[START OF DATA]

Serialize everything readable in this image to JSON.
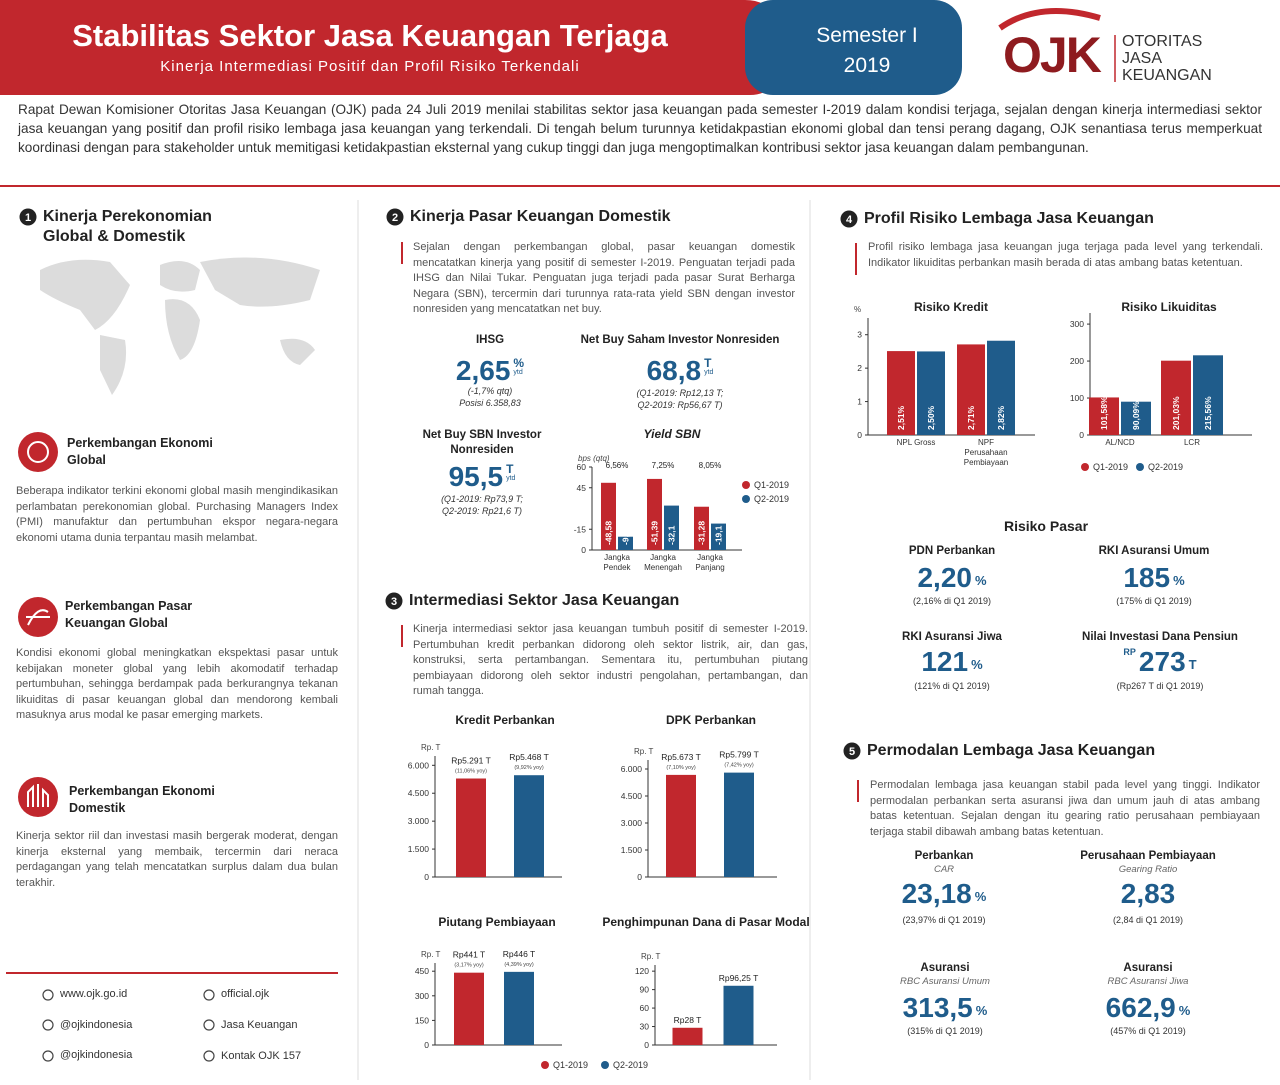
{
  "header": {
    "title": "Stabilitas Sektor Jasa Keuangan Terjaga",
    "subtitle": "Kinerja Intermediasi Positif dan Profil Risiko Terkendali",
    "semester": "Semester I",
    "year": "2019"
  },
  "logo": {
    "mark": "OJK",
    "lines": [
      "OTORITAS",
      "JASA",
      "KEUANGAN"
    ]
  },
  "intro": "Rapat Dewan Komisioner Otoritas Jasa Keuangan (OJK) pada 24 Juli 2019 menilai stabilitas sektor jasa keuangan pada semester I-2019 dalam kondisi terjaga, sejalan dengan kinerja intermediasi sektor jasa keuangan yang positif dan profil risiko lembaga jasa keuangan yang terkendali. Di tengah belum turunnya ketidakpastian ekonomi global dan tensi perang dagang, OJK senantiasa terus memperkuat koordinasi dengan para stakeholder untuk memitigasi ketidakpastian eksternal yang cukup tinggi dan juga mengoptimalkan kontribusi sektor jasa keuangan dalam pembangunan.",
  "section1": {
    "number": "1",
    "title": "Kinerja Perekonomian Global & Domestik",
    "items": [
      {
        "title": "Perkembangan Ekonomi Global",
        "text": "Beberapa indikator terkini ekonomi global masih mengindikasikan perlambatan perekonomian global. Purchasing Managers Index (PMI) manufaktur dan pertumbuhan ekspor negara-negara ekonomi utama dunia terpantau masih melambat."
      },
      {
        "title": "Perkembangan Pasar Keuangan Global",
        "text": "Kondisi ekonomi global meningkatkan ekspektasi pasar untuk kebijakan moneter global yang lebih akomodatif terhadap pertumbuhan, sehingga berdampak pada berkurangnya tekanan likuiditas di pasar keuangan global dan mendorong kembali masuknya arus modal ke pasar emerging markets."
      },
      {
        "title": "Perkembangan Ekonomi Domestik",
        "text": "Kinerja sektor riil dan investasi masih bergerak moderat, dengan kinerja eksternal yang membaik, tercermin dari neraca perdagangan yang telah mencatatkan surplus dalam dua bulan terakhir."
      }
    ]
  },
  "footer": {
    "contacts": [
      "www.ojk.go.id",
      "official.ojk",
      "@ojkindonesia",
      "Jasa Keuangan",
      "@ojkindonesia",
      "Kontak OJK 157"
    ]
  },
  "section2": {
    "number": "2",
    "title": "Kinerja Pasar Keuangan Domestik",
    "text": "Sejalan dengan perkembangan global, pasar keuangan domestik mencatatkan kinerja yang positif di semester I-2019. Penguatan terjadi pada IHSG dan Nilai Tukar. Penguatan juga terjadi pada pasar Surat Berharga Negara (SBN), tercermin dari turunnya rata-rata yield SBN dengan investor nonresiden yang mencatatkan net buy.",
    "metrics": [
      {
        "label": "IHSG",
        "value": "2,65",
        "unit": "%",
        "unit2": "ytd",
        "notes": [
          "(-1,7% qtq)",
          "Posisi 6.358,83"
        ]
      },
      {
        "label": "Net Buy Saham Investor Nonresiden",
        "value": "68,8",
        "unit": "T",
        "unit2": "ytd",
        "notes": [
          "(Q1-2019: Rp12,13 T;",
          "Q2-2019: Rp56,67 T)"
        ]
      },
      {
        "label": "Net Buy SBN Investor Nonresiden",
        "value": "95,5",
        "unit": "T",
        "unit2": "ytd",
        "notes": [
          "(Q1-2019: Rp73,9 T;",
          "Q2-2019: Rp21,6 T)"
        ]
      }
    ],
    "yield_sbn": {
      "type": "bar",
      "title": "Yield SBN",
      "ylabel": "bps (qtq)",
      "categories": [
        "Jangka Pendek",
        "Jangka Menengah",
        "Jangka Panjang"
      ],
      "annotations": [
        "6,56%",
        "7,25%",
        "8,05%"
      ],
      "series": [
        {
          "values": [
            -48.58,
            -51.39,
            -31.28
          ],
          "value_labels": [
            "-48,58",
            "-51,39",
            "-31,28"
          ]
        },
        {
          "values": [
            -9.6,
            -32.1,
            -19.1
          ],
          "value_labels": [
            "-9,6",
            "-32,1",
            "-19,1"
          ]
        }
      ],
      "ylim": [
        0,
        -60
      ],
      "yticks": [
        {
          "value": -60,
          "label": "60"
        },
        {
          "value": -45,
          "label": "45"
        },
        -15,
        0
      ],
      "legend": [
        {
          "name": "Q1-2019",
          "color": "#c1272d"
        },
        {
          "name": "Q2-2019",
          "color": "#1f5c8b"
        }
      ]
    }
  },
  "section3": {
    "number": "3",
    "title": "Intermediasi Sektor Jasa Keuangan",
    "text": "Kinerja intermediasi sektor jasa keuangan tumbuh positif di semester I-2019. Pertumbuhan kredit perbankan didorong oleh sektor listrik, air, dan gas, konstruksi, serta pertambangan. Sementara itu, pertumbuhan piutang pembiayaan didorong oleh sektor industri pengolahan, pertambangan, dan rumah tangga.",
    "charts": [
      {
        "type": "bar",
        "title": "Kredit Perbankan",
        "ylabel": "Rp. T",
        "ylim": [
          0,
          6500
        ],
        "yticks": [
          0,
          {
            "value": 1500,
            "label": "1.500"
          },
          {
            "value": 3000,
            "label": "3.000"
          },
          {
            "value": 4500,
            "label": "4.500"
          },
          {
            "value": 6000,
            "label": "6.000"
          }
        ],
        "series": [
          {
            "values": [
              5291
            ],
            "value_labels": [
              "Rp5.291 T"
            ],
            "notes": [
              "(11,06% yoy)"
            ]
          },
          {
            "values": [
              5468
            ],
            "value_labels": [
              "Rp5.468 T"
            ],
            "notes": [
              "(9,92% yoy)"
            ]
          }
        ]
      },
      {
        "type": "bar",
        "title": "DPK Perbankan",
        "ylabel": "Rp. T",
        "ylim": [
          0,
          6500
        ],
        "yticks": [
          0,
          {
            "value": 1500,
            "label": "1.500"
          },
          {
            "value": 3000,
            "label": "3.000"
          },
          {
            "value": 4500,
            "label": "4.500"
          },
          {
            "value": 6000,
            "label": "6.000"
          }
        ],
        "series": [
          {
            "values": [
              5673
            ],
            "value_labels": [
              "Rp5.673 T"
            ],
            "notes": [
              "(7,10% yoy)"
            ]
          },
          {
            "values": [
              5799
            ],
            "value_labels": [
              "Rp5.799 T"
            ],
            "notes": [
              "(7,42% yoy)"
            ]
          }
        ]
      },
      {
        "type": "bar",
        "title": "Piutang Pembiayaan",
        "ylabel": "Rp. T",
        "ylim": [
          0,
          500
        ],
        "yticks": [
          0,
          150,
          300,
          450
        ],
        "series": [
          {
            "values": [
              441
            ],
            "value_labels": [
              "Rp441 T"
            ],
            "notes": [
              "(3,17% yoy)"
            ]
          },
          {
            "values": [
              446
            ],
            "value_labels": [
              "Rp446 T"
            ],
            "notes": [
              "(4,39% yoy)"
            ]
          }
        ]
      },
      {
        "type": "bar",
        "title": "Penghimpunan Dana di Pasar Modal",
        "ylabel": "Rp. T",
        "ylim": [
          0,
          130
        ],
        "yticks": [
          0,
          30,
          60,
          90,
          120
        ],
        "series": [
          {
            "values": [
              28
            ],
            "value_labels": [
              "Rp28 T"
            ]
          },
          {
            "values": [
              96.25
            ],
            "value_labels": [
              "Rp96,25 T"
            ]
          }
        ]
      }
    ],
    "legend": [
      {
        "name": "Q1-2019",
        "color": "#c1272d"
      },
      {
        "name": "Q2-2019",
        "color": "#1f5c8b"
      }
    ]
  },
  "section4": {
    "number": "4",
    "title": "Profil Risiko Lembaga Jasa Keuangan",
    "text": "Profil risiko lembaga jasa keuangan juga terjaga pada level yang terkendali. Indikator likuiditas perbankan masih berada di atas ambang batas ketentuan.",
    "charts": [
      {
        "type": "bar",
        "title": "Risiko Kredit",
        "ylabel": "%",
        "categories": [
          "NPL Gross",
          "NPF Perusahaan Pembiayaan"
        ],
        "ylim": [
          0,
          3.5
        ],
        "yticks": [
          0,
          1,
          2,
          3
        ],
        "series": [
          {
            "values": [
              2.51,
              2.71
            ],
            "value_labels": [
              "2,51%",
              "2,71%"
            ]
          },
          {
            "values": [
              2.5,
              2.82
            ],
            "value_labels": [
              "2,50%",
              "2,82%"
            ]
          }
        ]
      },
      {
        "type": "bar",
        "title": "Risiko Likuiditas",
        "categories": [
          "AL/NCD",
          "LCR"
        ],
        "ylim": [
          0,
          330
        ],
        "yticks": [
          0,
          100,
          200,
          300
        ],
        "series": [
          {
            "values": [
              101.58,
              201.03
            ],
            "value_labels": [
              "101,58%",
              "201,03%"
            ]
          },
          {
            "values": [
              90.09,
              215.56
            ],
            "value_labels": [
              "90,09%",
              "215,56%"
            ]
          }
        ]
      }
    ],
    "legend": [
      {
        "name": "Q1-2019",
        "color": "#c1272d"
      },
      {
        "name": "Q2-2019",
        "color": "#1f5c8b"
      }
    ],
    "market_title": "Risiko Pasar",
    "metrics": [
      {
        "label": "PDN Perbankan",
        "value": "2,20",
        "unit": "%",
        "notes": [
          "(2,16% di Q1 2019)"
        ]
      },
      {
        "label": "RKI Asuransi Umum",
        "value": "185",
        "unit": "%",
        "notes": [
          "(175% di Q1 2019)"
        ]
      },
      {
        "label": "RKI Asuransi Jiwa",
        "value": "121",
        "unit": "%",
        "notes": [
          "(121% di Q1 2019)"
        ]
      },
      {
        "label": "Nilai Investasi Dana Pensiun",
        "prefix": "RP",
        "value": "273",
        "unit": "T",
        "notes": [
          "(Rp267 T di Q1 2019)"
        ]
      }
    ]
  },
  "section5": {
    "number": "5",
    "title": "Permodalan Lembaga Jasa Keuangan",
    "text": "Permodalan lembaga jasa keuangan stabil pada level yang tinggi. Indikator permodalan perbankan serta asuransi jiwa dan umum jauh di atas ambang batas ketentuan. Sejalan dengan itu gearing ratio perusahaan pembiayaan terjaga stabil dibawah ambang batas ketentuan.",
    "metrics": [
      {
        "label": "Perbankan",
        "sublabel": "CAR",
        "value": "23,18",
        "unit": "%",
        "notes": [
          "(23,97% di Q1 2019)"
        ]
      },
      {
        "label": "Perusahaan Pembiayaan",
        "sublabel": "Gearing Ratio",
        "value": "2,83",
        "notes": [
          "(2,84 di Q1 2019)"
        ]
      },
      {
        "label": "Asuransi",
        "sublabel": "RBC Asuransi Umum",
        "value": "313,5",
        "unit": "%",
        "notes": [
          "(315% di Q1 2019)"
        ]
      },
      {
        "label": "Asuransi",
        "sublabel": "RBC Asuransi Jiwa",
        "value": "662,9",
        "unit": "%",
        "notes": [
          "(457% di Q1 2019)"
        ]
      }
    ]
  }
}
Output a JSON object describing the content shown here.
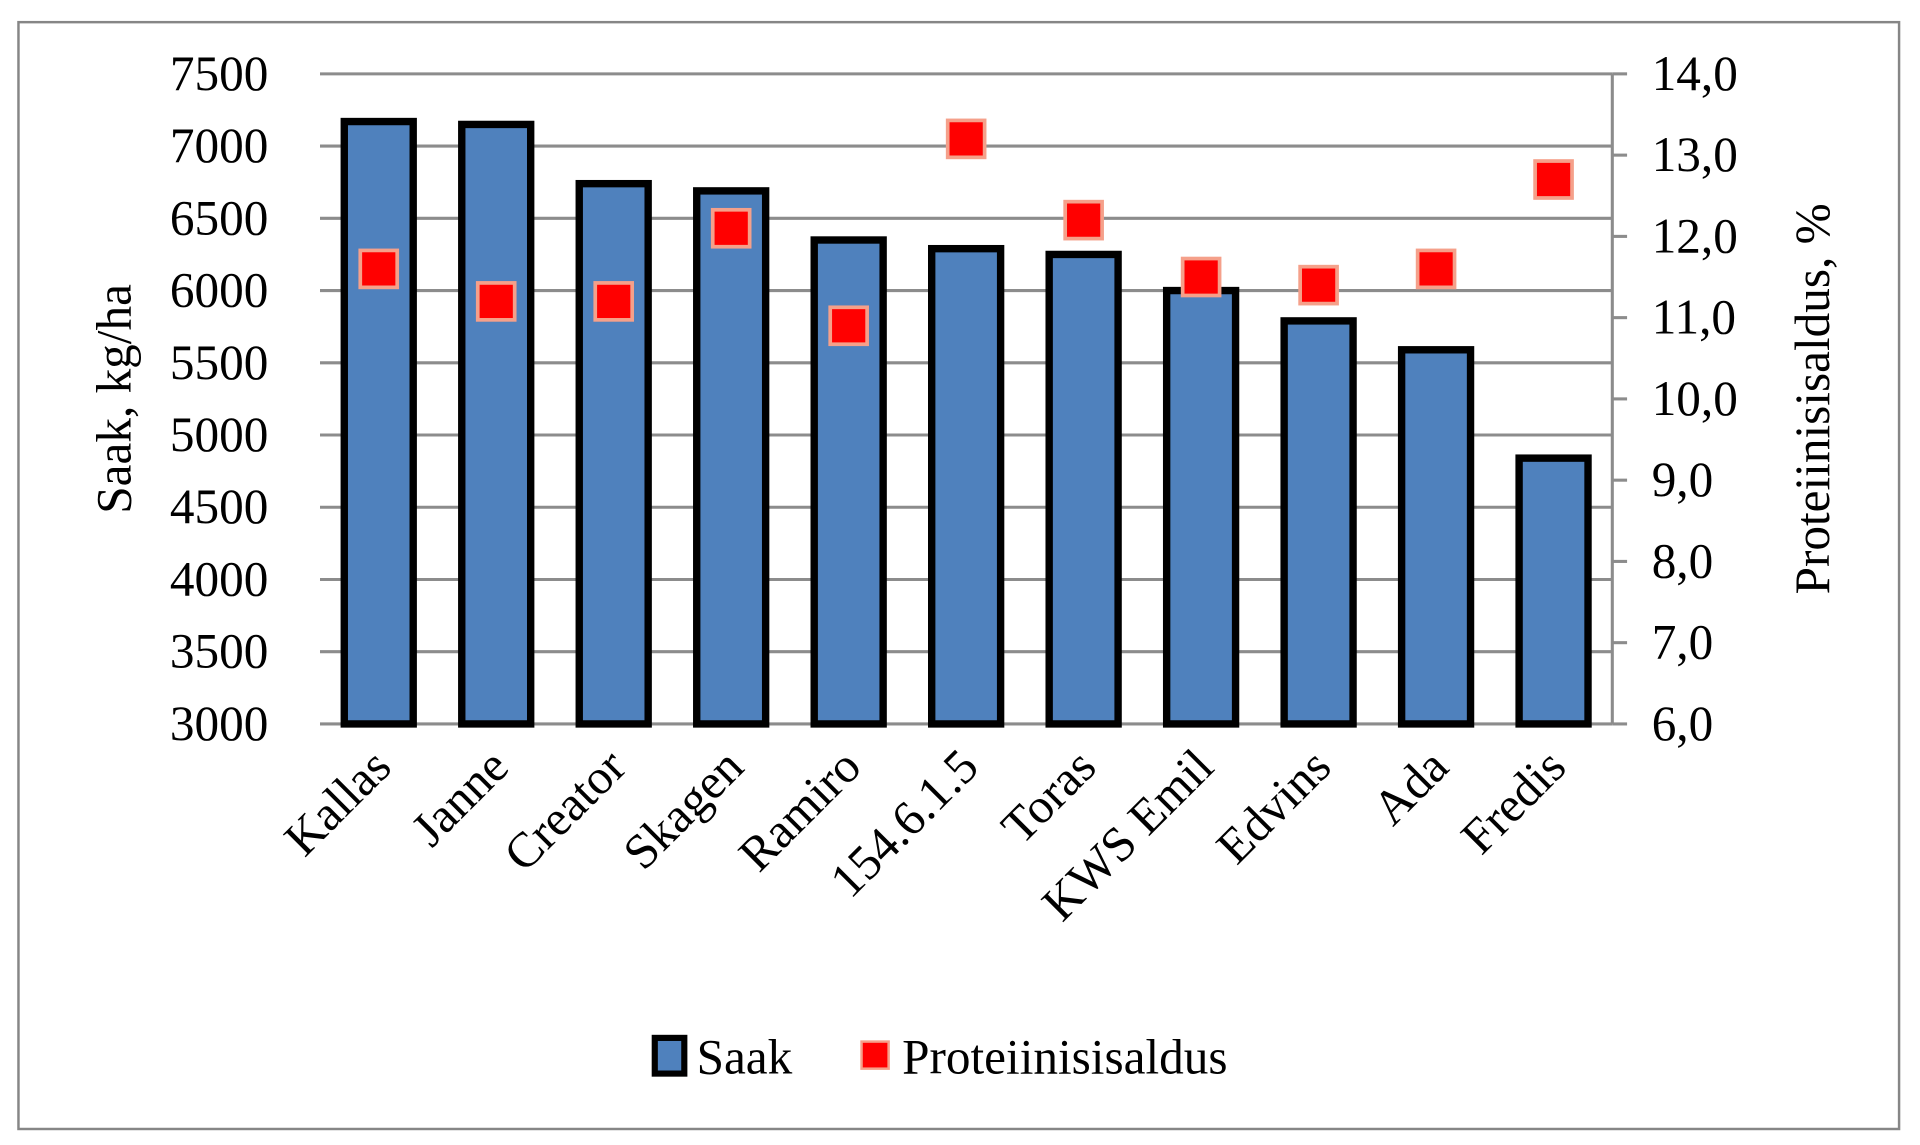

[END OF DATA]

- **TASK TO CARRY OUT**
Return each line that includes "pada".

- **COMPLETED TASK**
  "intro": "Rapat Dewan Komisioner Otoritas Jasa Keuangan (OJK) pada 24 Juli 2019 menilai stabilitas sektor jasa keuangan pada semester I-2019 dalam kondisi terjaga, sejalan dengan kinerja intermediasi sektor jasa keuangan yang positif dan profil risiko lembaga jasa keuangan yang terkendali. Di tengah belum turunnya ketidakpastian ekonomi global dan tensi perang dagang, OJK senantiasa terus memperkuat koordinasi dengan para stakeholder untuk memitigasi ketidakpastian eksternal yang cukup tinggi dan juga mengoptimalkan kontribusi sektor jasa keuangan dalam pembangunan.",
        "text": "Kondisi ekonomi global meningkatkan ekspektasi pasar untuk kebijakan moneter global yang lebih akomodatif terhadap pertumbuhan, sehingga berdampak pada berkurangnya tekanan likuiditas di pasar keuangan global dan mendorong kembali masuknya arus modal ke pasar emerging markets."
    "text": "Sejalan dengan perkembangan global, pasar keuangan domestik mencatatkan kinerja yang positif di semester I-2019. Penguatan terjadi pada IHSG dan Nilai Tukar. Penguatan juga terjadi pada pasar Surat Berharga Negara (SBN), tercermin dari turunnya rata-rata yield SBN dengan investor nonresiden yang mencatatkan net buy.",
    "text": "Profil risiko lembaga jasa keuangan juga terjaga pada level yang terkendali. Indikator likuiditas perbankan masih berada di atas ambang batas ketentuan.",
    "text": "Permodalan lembaga jasa keuangan stabil pada level yang tinggi. Indikator permodalan perbankan serta asuransi jiwa dan umum jauh di atas ambang batas ketentuan. Sejalan dengan itu gearing ratio perusahaan pembiayaan terjaga stabil dibawah ambang batas ketentuan.",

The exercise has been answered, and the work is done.